Check each line of the material. Copy those containing "frac".

***

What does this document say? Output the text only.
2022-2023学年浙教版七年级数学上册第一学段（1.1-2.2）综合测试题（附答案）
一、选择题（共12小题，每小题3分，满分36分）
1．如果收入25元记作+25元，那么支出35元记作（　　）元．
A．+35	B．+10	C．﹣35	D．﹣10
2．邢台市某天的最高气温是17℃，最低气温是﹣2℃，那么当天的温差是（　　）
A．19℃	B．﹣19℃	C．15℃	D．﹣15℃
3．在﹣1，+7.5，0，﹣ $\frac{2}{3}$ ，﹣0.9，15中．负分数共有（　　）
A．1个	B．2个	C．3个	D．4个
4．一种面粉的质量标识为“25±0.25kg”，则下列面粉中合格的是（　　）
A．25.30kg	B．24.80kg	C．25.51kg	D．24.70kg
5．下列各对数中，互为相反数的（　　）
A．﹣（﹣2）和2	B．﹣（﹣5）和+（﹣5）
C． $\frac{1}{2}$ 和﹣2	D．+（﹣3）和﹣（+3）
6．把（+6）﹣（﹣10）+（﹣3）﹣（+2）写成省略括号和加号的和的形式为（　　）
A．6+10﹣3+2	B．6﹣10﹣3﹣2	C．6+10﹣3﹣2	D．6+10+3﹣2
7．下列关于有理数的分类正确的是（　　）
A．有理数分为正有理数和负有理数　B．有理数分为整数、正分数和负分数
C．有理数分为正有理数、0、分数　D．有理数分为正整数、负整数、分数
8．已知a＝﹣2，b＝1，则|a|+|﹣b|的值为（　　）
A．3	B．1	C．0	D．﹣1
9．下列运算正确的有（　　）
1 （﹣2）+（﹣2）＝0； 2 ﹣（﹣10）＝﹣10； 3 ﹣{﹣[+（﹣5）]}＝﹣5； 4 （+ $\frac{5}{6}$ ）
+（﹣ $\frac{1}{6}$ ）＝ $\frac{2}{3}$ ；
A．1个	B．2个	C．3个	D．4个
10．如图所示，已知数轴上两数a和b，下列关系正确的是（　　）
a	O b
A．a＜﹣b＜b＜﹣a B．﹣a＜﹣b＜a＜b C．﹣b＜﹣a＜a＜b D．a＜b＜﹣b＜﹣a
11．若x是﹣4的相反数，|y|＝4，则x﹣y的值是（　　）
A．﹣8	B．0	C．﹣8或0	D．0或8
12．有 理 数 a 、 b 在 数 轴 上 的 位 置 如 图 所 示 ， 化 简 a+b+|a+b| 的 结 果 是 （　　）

***

Written answer:
3．在﹣1，+7.5，0，﹣ $\frac{2}{3}$ ，﹣0.9，15中．负分数共有（　　）
C． $\frac{1}{2}$ 和﹣2	D．+（﹣3）和﹣（+3）
1 （﹣2）+（﹣2）＝0； 2 ﹣（﹣10）＝﹣10； 3 ﹣{﹣[+（﹣5）]}＝﹣5； 4 （+ $\frac{5}{6}$ ）
+（﹣ $\frac{1}{6}$ ）＝ $\frac{2}{3}$ ；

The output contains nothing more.